**Exercise description**
Report how many lines of the material below contain the word "access". Give only the number.

**Entries shown**
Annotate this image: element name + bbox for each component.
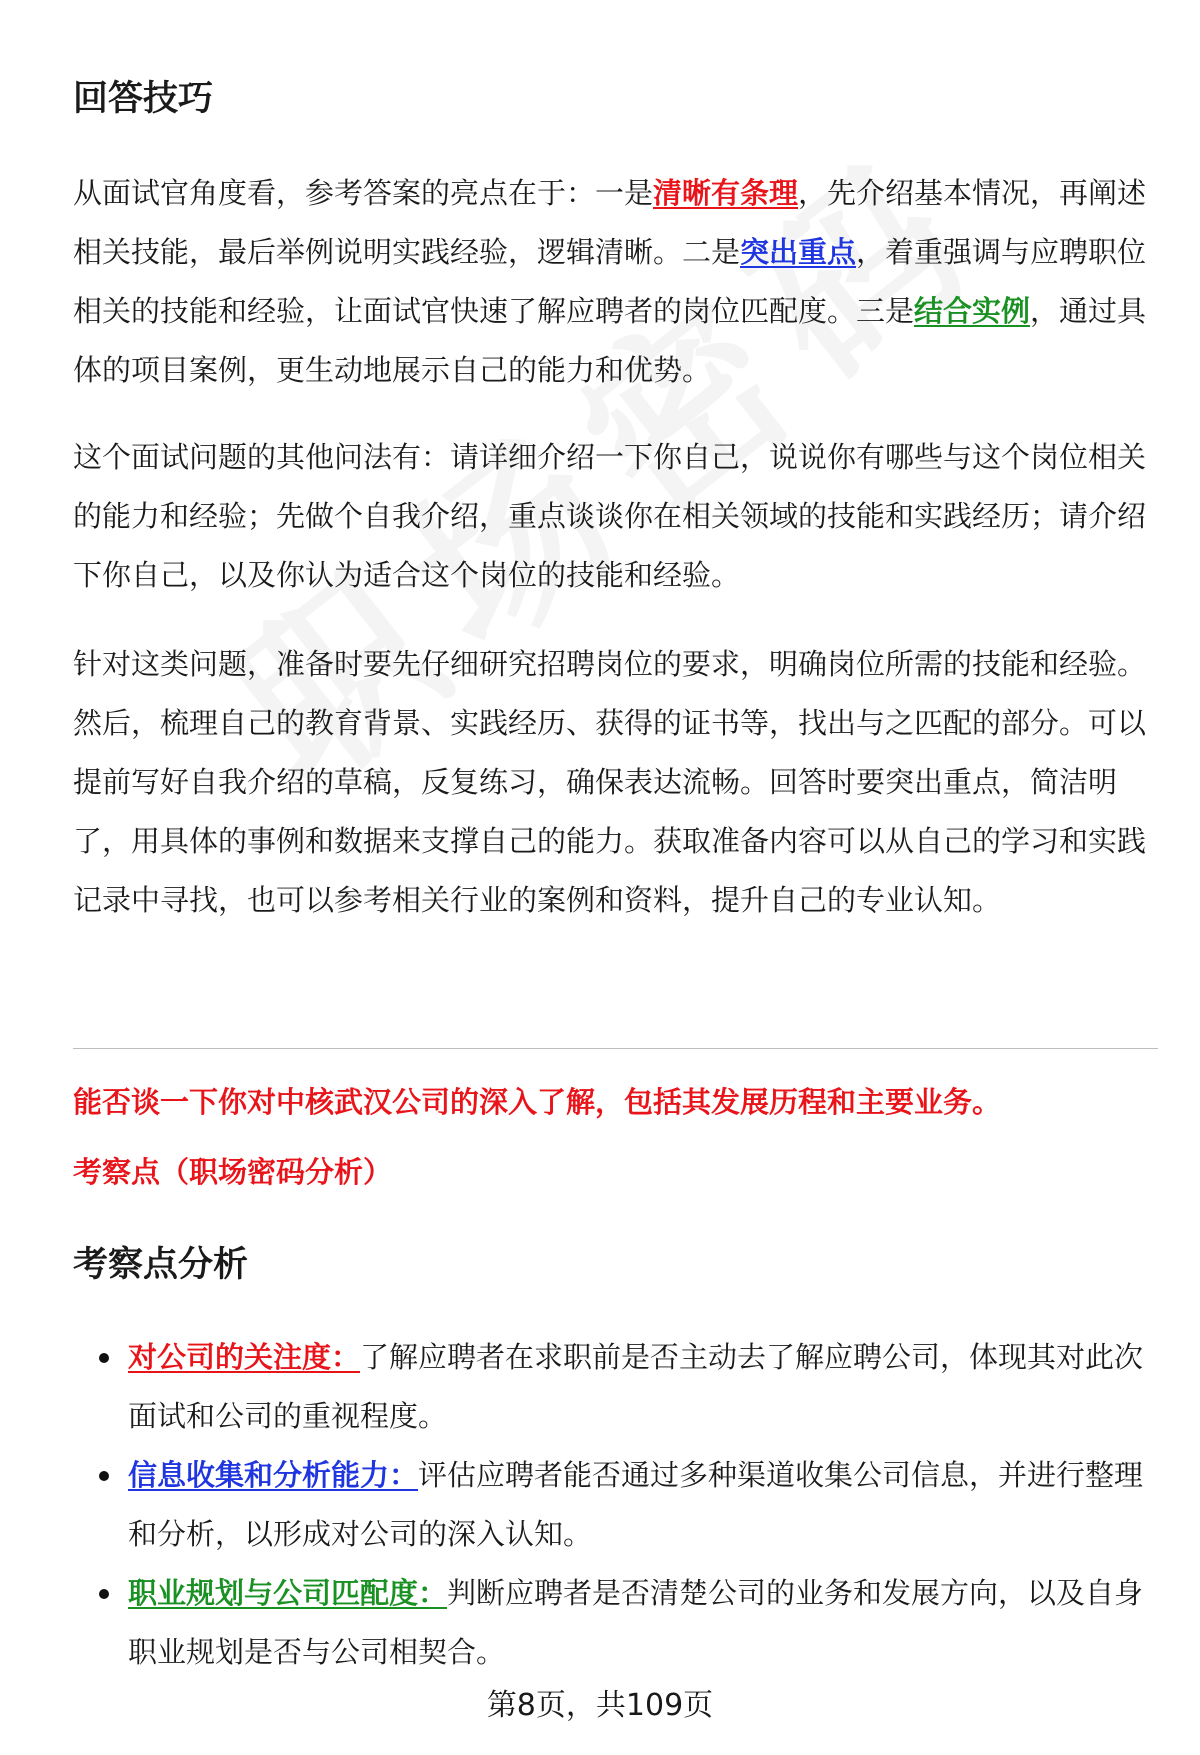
list-item	[73, 1446, 1158, 1564]
section-title-answer-tips: 回答技巧	[73, 79, 214, 119]
text-segment: ，通过具体的项目案例，更生动地展示自己的能力和优势。	[73, 294, 1147, 387]
section-title-analysis: 考察点分析	[73, 1245, 249, 1285]
paragraph-highlights	[73, 164, 1158, 400]
bullet-icon	[99, 1471, 109, 1481]
item-text: 判断应聘者是否清楚公司的业务和发展方向，以及自身职业规划是否与公司相契合。	[128, 1576, 1144, 1669]
item-text: 了解应聘者在求职前是否主动去了解应聘公司，体现其对此次面试和公司的重视程度。	[128, 1340, 1144, 1433]
divider	[73, 1048, 1158, 1049]
paragraph-preparation: 针对这类问题，准备时要先仔细研究招聘岗位的要求，明确岗位所需的技能和经验。然后，梳理自己的教育背景、实践经历、获得的证书等，找出与之匹配的部分。可以提前写好自我介绍的草稿，反复练习，确保表达流畅。回答时要突出重点，简洁明了，用具体的事例和数据来支撑自己的能力。获取准备内容可以从自己的学习和实践记录中寻找，也可以参考相关行业的案例和资料，提升自己的专业认知。	[73, 647, 1147, 917]
bullet-icon	[99, 1589, 109, 1599]
interview-question: 能否谈一下你对中核武汉公司的深入了解，包括其发展历程和主要业务。	[73, 1085, 1002, 1119]
text-segment: 从面试官角度看，参考答案的亮点在于：一是	[73, 176, 654, 210]
bullet-icon	[99, 1353, 109, 1363]
highlight-clear-logic: 清晰有条理	[653, 176, 799, 210]
paragraph-alternative-questions: 这个面试问题的其他问法有：请详细介绍一下你自己，说说你有哪些与这个岗位相关的能力和经验；先做个自我介绍，重点谈谈你在相关领域的技能和实践经历；请介绍下你自己，以及你认为适合这个岗位的技能和经验。	[73, 440, 1147, 592]
item-text: 评估应聘者能否通过多种渠道收集公司信息，并进行整理和分析，以形成对公司的深入认知。	[128, 1458, 1144, 1551]
highlight-examples: 结合实例	[914, 294, 1031, 328]
analysis-list	[73, 1328, 1158, 1682]
item-label: 职业规划与公司匹配度：	[128, 1576, 448, 1610]
list-item	[73, 1328, 1158, 1446]
list-item	[73, 1564, 1158, 1682]
item-label: 信息收集和分析能力：	[128, 1458, 419, 1492]
page-footer: 第8页，共109页	[486, 1688, 714, 1723]
item-label: 对公司的关注度：	[128, 1340, 361, 1374]
subheading-analysis-source: 考察点（职场密码分析）	[73, 1155, 393, 1189]
text-segment: ，着重强调与应聘职位相关的技能和经验，让面试官快速了解应聘者的岗位匹配度。三是	[73, 235, 1147, 328]
highlight-focus: 突出重点	[740, 235, 857, 269]
text-segment: ，先介绍基本情况，再阐述相关技能，最后举例说明实践经验，逻辑清晰。二是	[73, 176, 1147, 269]
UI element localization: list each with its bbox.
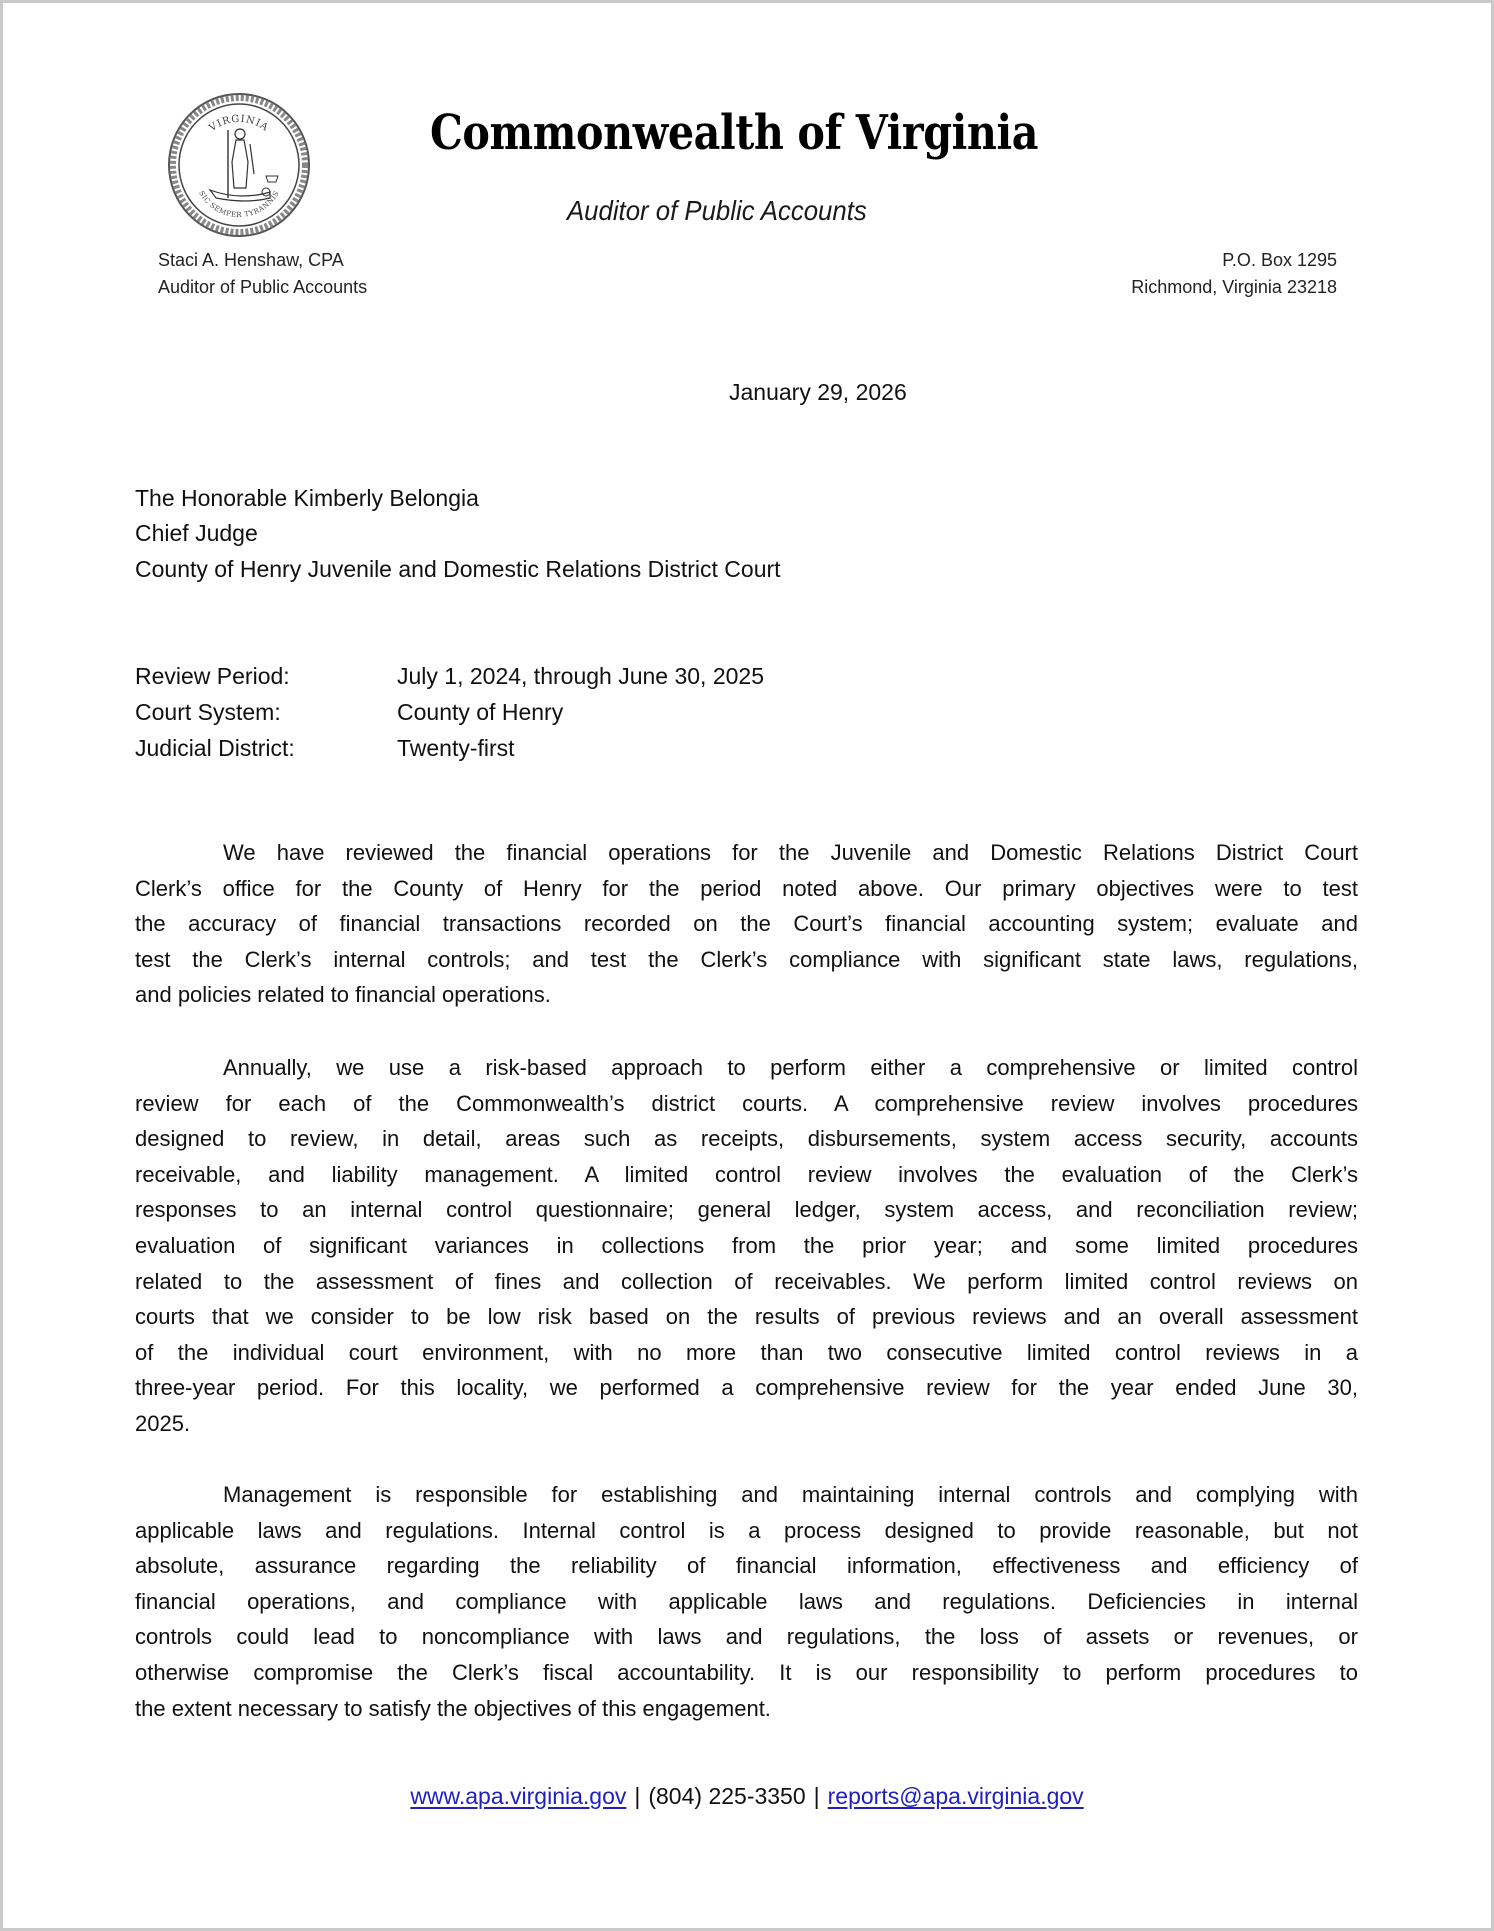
footer-separator: | [813,1783,820,1809]
review-period-label: Review Period: [135,663,290,689]
court-system-value: County of Henry [397,699,564,725]
letterhead-subtitle: Auditor of Public Accounts [567,195,867,226]
auditor-name: Staci A. Henshaw, CPA [158,250,344,270]
paragraph-management-responsibility [135,1477,1358,1726]
paragraph-line: receivable, and liability management. A limited control review involves the evaluation of the Clerk’s [135,1161,1358,1187]
recipient-court: County of Henry Juvenile and Domestic Relations District Court [135,556,781,582]
paragraph-line: absolute, assurance regarding the reliability of financial information, effectiveness and efficiency of [135,1553,1358,1579]
address-city-state-zip: Richmond, Virginia 23218 [1131,277,1337,297]
paragraph-line: otherwise compromise the Clerk’s fiscal accountability. It is our responsibility to perform procedures to [135,1659,1358,1685]
paragraph-line: responses to an internal control questionnaire; general ledger, system access, and reconciliation review; [135,1197,1358,1223]
judicial-district-value: Twenty-first [397,735,515,761]
paragraph-line: Clerk’s office for the County of Henry for the period noted above. Our primary objectives were to test [135,875,1358,901]
paragraph-line: 2025. [135,1410,191,1436]
letterhead-title: Commonwealth of Virginia [430,105,1039,161]
paragraph-line: We have reviewed the financial operations for the Juvenile and Domestic Relations District Court [223,840,1358,865]
paragraph-line: and policies related to financial operations. [135,982,551,1008]
paragraph-line: test the Clerk’s internal controls; and test the Clerk’s compliance with significant state laws, regulations, [135,946,1358,972]
phone-number: (804) 225-3350 [648,1783,806,1809]
auditor-position: Auditor of Public Accounts [158,277,368,297]
email-link[interactable]: reports@apa.virginia.gov [827,1783,1084,1809]
footer-separator: | [634,1783,641,1809]
judicial-district-label: Judicial District: [135,735,295,761]
court-system-label: Court System: [135,699,281,725]
virginia-state-seal-icon [166,92,312,238]
paragraph-line: related to the assessment of fines and collection of receivables. We perform limited control reviews on [135,1268,1358,1294]
letter-footer [0,1781,1494,1811]
svg-text:SIC SEMPER TYRANNIS: SIC SEMPER TYRANNIS [197,189,281,220]
paragraph-line: evaluation of significant variances in collections from the prior year; and some limited procedures [135,1232,1358,1258]
paragraph-line: review for each of the Commonwealth’s district courts. A comprehensive review involves procedures [135,1090,1358,1116]
paragraph-line: designed to review, in detail, areas such as receipts, disbursements, system access security, accounts [135,1126,1358,1152]
address-po-box: P.O. Box 1295 [1222,250,1337,270]
paragraph-line: Management is responsible for establishing and maintaining internal controls and complying with [223,1482,1358,1507]
review-period-value: July 1, 2024, through June 30, 2025 [397,663,765,689]
letter-date: January 29, 2026 [729,379,907,405]
paragraph-line: applicable laws and regulations. Internal control is a process designed to provide reasonable, but not [135,1517,1358,1543]
paragraph-line: the accuracy of financial transactions recorded on the Court’s financial accounting system; evaluate and [135,911,1358,937]
paragraph-line: of the individual court environment, with no more than two consecutive limited control reviews in a [135,1339,1358,1365]
paragraph-line: controls could lead to noncompliance with laws and regulations, the loss of assets or revenues, or [135,1624,1358,1650]
paragraph-line: financial operations, and compliance with applicable laws and regulations. Deficiencies in internal [135,1588,1358,1614]
paragraph-line: courts that we consider to be low risk based on the results of previous reviews and an overall assessment [135,1304,1358,1330]
recipient-title: Chief Judge [135,520,258,546]
paragraph-review-approach [135,1050,1358,1442]
paragraph-objectives [135,835,1358,1013]
recipient-name: The Honorable Kimberly Belongia [135,485,479,511]
paragraph-line: Annually, we use a risk-based approach to perform either a comprehensive or limited control [223,1055,1358,1080]
website-link[interactable]: www.apa.virginia.gov [410,1783,627,1809]
paragraph-line: the extent necessary to satisfy the objectives of this engagement. [135,1695,771,1721]
paragraph-line: three-year period. For this locality, we performed a comprehensive review for the year ended June 30, [135,1375,1358,1401]
svg-text:VIRGINIA: VIRGINIA [207,113,271,134]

**The solution**
2